## 节选原文
• • •

Codeforces Round #845 (Div. 2) and ByteRace 2023【A - E】

C 题想用区间最值结果没有板子，其实在加减时直接判断就可以。

比赛链接：https://codeforces.com/contest/1777

A. Everybody Likes Good Arrays!

题解

每个连续奇偶性相同的段都只留下一个数。

代码

#include <bits/stdc++.h>
using namespace std;

int main() {
    ios::sync_with_stdio(false);
    cin.tie(nullptr);

    int t;
    cin >> t;

    while (t--) {
        int n;
        cin >> n;

        vector<int> a(n);
        for (int i = 0; i < n; i++) {
            cin >> a[i];
        }

        int ans = 0;
        for (int i = 0; i < n; ) {
            int j = i + 1;
            while (j < n and a[j] % 2 == a[i] % 2) {
                j++;
            }
            ans += j - i - 1;
            i = j;
        }
        cout << ans << "\n";
    }

    return 0;
}

B. Emordnilap

题解

对于某一数对 $(i, j)$ ，设 $i < j$ ，相对排列有两种方式：

• $i$ 在前，相对位置为： $i, j, j, i$ ，有 $2$ 个逆序对
• $j$ 在前，相对位置为： $j, i, i, j$ ，有 $2$ 个逆序对

所以共有 $n! \cdot C_n^2 \cdot 2$ 个逆序对。

代码

#include <bits/stdc++.h>
using namespace std;

constexpr int MOD = 1e9 + 7;
constexpr int N = 1e5 + 10;

int norm(int x) { if (x < 0) { x += MOD; } if (x >= MOD) { x -= MOD; } return x; }
template<class T> T binpow(T a, int b) { T res = 1; for (; b; b /= 2, a *= a) { if (b % 2) { res *= a; } } return res; }

struct Z {
    int x;
    Z(int x = 0) : x(norm(x)) {}
    int val() const { return x; }
    Z operator-() const { return Z(norm(MOD - x)); }
    Z inv() const { assert(x != 0); return binpow(*this, MOD - 2); }
    Z &operator*=(const Z &rhs) { x = 1LL * x * rhs.x % MOD; return *this; }
    Z &operator+=(const Z &rhs) { x = norm(x + rhs.x); return *this; }
    Z &operator-=(const Z &rhs) { x = norm(x - rhs.x); return *this; }
    Z &operator/=(const Z &rhs) { return *this *= rhs.inv(); }
    friend Z operator*(const Z &lhs, const Z &rhs) { Z res = lhs; res *= rhs; return res; }
    friend Z operator+(const Z &lhs, const Z &rhs) { Z res = lhs; res += rhs; return res; }
    friend Z operator-(const Z &lhs, const Z &rhs) { Z res = lhs; res -= rhs; return res; }
    friend Z operator/(const Z &lhs, const Z &rhs) { Z res = lhs; res /= rhs; return res; }
};

struct Combination {
    vector<Z> fac, inv;

    Combination(int n) : fac(n), inv(n) {
        fac[0] = 1;
        for (int i = 1; i < n; i++) fac[i] = fac[i - 1] * i;
        inv[n - 1] = fac[n - 1].inv();
        for (int i = n - 2; i >= 0; i--) inv[i] = inv[i + 1] * (i + 1);
    }

    Z C(int n, int m){
        if(m < 0 or m > n) return 0;
        return fac[n] * inv[m] * inv[n - m];
    }

    Z A(int n, int m){
        if(m < 0 or m > n) return 0;
        return fac[n] * inv[n - m];
    }
};

int main() {
    ios::sync_with_stdio(false);
    cin.tie(nullptr);

    Combination C(N);

    int t;
    cin >> t;

    while (t--) {
        int n;
        cin >> n;

        cout << (C.fac[n] * C.C(n, 2) * 2).val() << "\n";
    }

    return 0;
}

C. Quiz Master

题解

答案只与最值差有关，排序后双指针模拟。

• • •

## 任务要求 A
把 Codeforces #845 题解从“Codeforces Round #845”到“Likes Good Arrays!”这一段原样抄录下来。
## 任务要求 B
从 Codeforces #845 题解的最后一句之后往下续写。

## 参考材料
• • •

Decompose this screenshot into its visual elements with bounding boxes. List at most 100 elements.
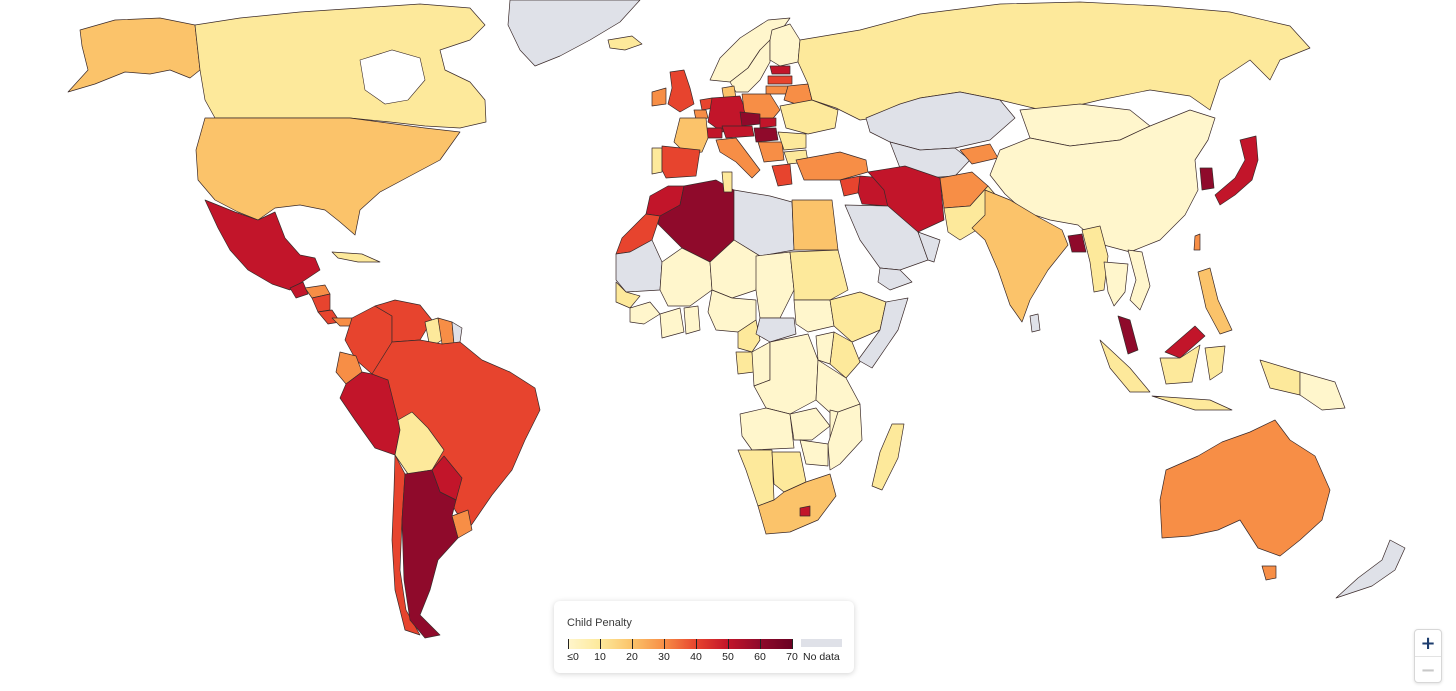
country-sudan[interactable] (789, 249, 849, 301)
country-united-kingdom[interactable] (667, 69, 695, 113)
country-kazakhstan[interactable] (865, 91, 1016, 151)
country-south-sudan[interactable] (793, 299, 835, 333)
country-oman[interactable] (917, 231, 941, 263)
country-malaysia[interactable] (1117, 315, 1139, 355)
country-south-korea[interactable] (1199, 167, 1215, 191)
country-belgium[interactable] (693, 109, 709, 121)
country-yemen[interactable] (877, 267, 913, 291)
country-mali[interactable] (659, 247, 713, 307)
legend-tick-label: 70 (786, 651, 798, 663)
country-italy[interactable] (715, 137, 761, 179)
country-austria[interactable] (721, 125, 755, 139)
legend-tick (760, 639, 761, 649)
legend-color-segment (696, 639, 728, 649)
zoom-in-button[interactable]: + (1415, 630, 1441, 657)
legend-color-segment (760, 639, 792, 649)
country-serbia[interactable] (757, 141, 785, 163)
country-central-african-republic[interactable] (755, 317, 797, 343)
country-slovakia[interactable] (759, 117, 777, 129)
legend-tick-label: 30 (658, 651, 670, 663)
zoom-out-button[interactable]: − (1420, 659, 1436, 681)
country-south-africa[interactable] (757, 473, 837, 535)
country-greenland[interactable] (507, 0, 641, 67)
country-canada[interactable] (194, 3, 487, 129)
country-papua-new-guinea[interactable] (1299, 371, 1346, 411)
legend-tick (696, 639, 697, 649)
country-iceland[interactable] (607, 35, 643, 51)
country-india[interactable] (971, 189, 1069, 323)
country-saudi-arabia[interactable] (844, 204, 929, 271)
legend-no-data-swatch (801, 639, 842, 647)
country-russia[interactable] (797, 1, 1311, 121)
country-hungary[interactable] (753, 127, 779, 143)
country-romania[interactable] (777, 131, 807, 151)
country-lithuania[interactable] (765, 85, 789, 95)
legend-color-segment (600, 639, 632, 649)
country-cote-divoire[interactable] (659, 307, 685, 339)
legend-tick (728, 639, 729, 649)
zoom-control: + − (1414, 629, 1442, 683)
country-madagascar[interactable] (871, 423, 905, 491)
country-cameroon[interactable] (737, 319, 761, 353)
legend-tick (632, 639, 633, 649)
country-bangladesh[interactable] (1067, 233, 1087, 253)
country-myanmar[interactable] (1081, 225, 1109, 293)
country-france[interactable] (673, 117, 709, 155)
legend-tick-label: ≤0 (567, 651, 579, 663)
country-cuba[interactable] (331, 251, 381, 263)
country-borneo-malaysia[interactable] (1164, 325, 1206, 359)
country-zambia[interactable] (789, 407, 831, 441)
country-czech-republic[interactable] (739, 111, 761, 127)
country-sweden[interactable] (729, 39, 771, 93)
country-ghana[interactable] (683, 305, 701, 335)
country-switzerland[interactable] (705, 127, 723, 139)
legend-color-scale (568, 639, 792, 649)
legend-tick-label: 10 (594, 651, 606, 663)
country-ireland[interactable] (651, 87, 667, 107)
country-sri-lanka[interactable] (1029, 313, 1041, 333)
country-egypt[interactable] (791, 199, 839, 251)
legend-color-segment (664, 639, 696, 649)
country-estonia[interactable] (769, 65, 791, 75)
country-latvia[interactable] (767, 75, 793, 85)
country-greece[interactable] (771, 163, 793, 187)
country-uganda[interactable] (815, 331, 835, 365)
legend-tick (600, 639, 601, 649)
legend-tick-label: 20 (626, 651, 638, 663)
country-japan[interactable] (1214, 135, 1259, 206)
country-guinea[interactable] (629, 301, 661, 325)
legend-color-segment (632, 639, 664, 649)
country-gabon[interactable] (735, 351, 755, 375)
country-thailand[interactable] (1103, 261, 1129, 307)
country-philippines[interactable] (1197, 267, 1233, 335)
country-guatemala[interactable] (289, 281, 309, 299)
country-mexico[interactable] (204, 199, 321, 291)
country-tasmania[interactable] (1261, 565, 1277, 581)
legend-tick-label: 60 (754, 651, 766, 663)
legend-color-segment (568, 639, 600, 649)
country-taiwan[interactable] (1193, 233, 1201, 251)
country-new-zealand[interactable] (1335, 539, 1406, 599)
country-vietnam[interactable] (1127, 249, 1151, 311)
legend-tick (568, 639, 569, 649)
country-portugal[interactable] (651, 147, 663, 175)
hudson-bay (359, 49, 426, 105)
country-argentina[interactable] (401, 469, 459, 639)
country-indonesia[interactable] (1099, 339, 1301, 411)
country-somalia[interactable] (857, 297, 909, 369)
country-senegal[interactable] (615, 281, 641, 309)
country-alaska[interactable] (67, 17, 201, 93)
country-spain[interactable] (661, 145, 701, 179)
country-angola[interactable] (739, 407, 795, 451)
country-zimbabwe[interactable] (799, 439, 829, 467)
country-lesotho[interactable] (799, 505, 811, 517)
country-tunisia[interactable] (721, 171, 733, 193)
country-australia[interactable] (1159, 419, 1331, 557)
country-united-states[interactable] (195, 117, 461, 236)
country-finland[interactable] (769, 23, 801, 67)
legend-tick-label: 40 (690, 651, 702, 663)
legend-tick (792, 639, 793, 649)
country-venezuela[interactable] (374, 299, 433, 343)
country-iran[interactable] (867, 165, 945, 233)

• • •

## 预期输出 A
Codeforces Round #845 (Div. 2) and ByteRace 2023【A - E】

C 题想用区间最值结果没有板子，其实在加减时直接判断就可以。

比赛链接：https://codeforces.com/contest/1777

A. Everybody Likes Good Arrays!

## 预期输出 B
代码

#include <bits/stdc++.h>
using namespace std;

constexpr int N = 1e5 + 10;

vector d(N, vector<int>());

void Init() {
    for (int i = 1; i < N; i++) {
        for (int j = 1; j * j <= i; j++) {
            if (i % j == 0) {
                d[i].push_back(j);
                if (j != i / j) {
                    d[i].push_back(i / j);
                }
            }
        }
    }
}

int main() {
    ios::sync_with_stdio(false);
    cin.tie(nullptr);

    Init();

    int t;
    cin >> t;

    while (t--) {
        int n, m;
        cin >> n >> m;

        vector<int> a(n);
        for (int i = 0; i < n; i++) {
            cin >> a[i];
        }
        sort(a.begin(), a.end());

        vector<int> cnt(m + 1);
        int vis = 0;
        
        auto op = [&](int x, bool add) {
            for (auto i : d[x]) {
                if (i > m) {
                    continue;
                }
                if (cnt[i] == 0) {
                    vis++;
                }
                cnt[i] += (add ? 1 : -1);
                if (cnt[i] == 0) {
                    vis--;
                }
            }
        };

        int ans = INT_MAX;
        for (int l = 0, r = 0; l < n; l++) {
            while (r < n and vis != m) {
                op(a[r], true);
                r++;
            }
            if (vis == m) {
                ans = min(ans, a[r - 1] - a[l]);
            }
            op(a[l], false);
        }
        cout << (ans == INT_MAX ? -1 : ans) << "\n";
    }

    return 0;
}

D. Score of a Tree

题解

对于某一结点 $u$ ：

• $u$ 在第 $i$ 秒的值是以 $u$ 为根节点的子树内与 $u$ 距离为 $i$ 的所有结点初始值的异或
• 设子树内最大深度为 $d_{max}$ ，则在 $d_{max} + 1$ 秒后结点 $u$ 的值为 $0$
• 在 $0 \sim d_{max}$ 秒，结点 $u$ 值的期望都为 $\frac{1}{2}$ （ $k$ 个布尔值选奇数项赋 $1$ ，有一半情况）

共有 $2^n$ 种情况，每个结点值的期望为 $\frac{(d_{max} + 1)}{2}$ ，答案为 $2^{n - 1} \cdot \sum \limits _{i = 1} ^{n} (d_{max} + 1)$ ，其中 $d_{max}$ 可以在 DFS 中线性计算。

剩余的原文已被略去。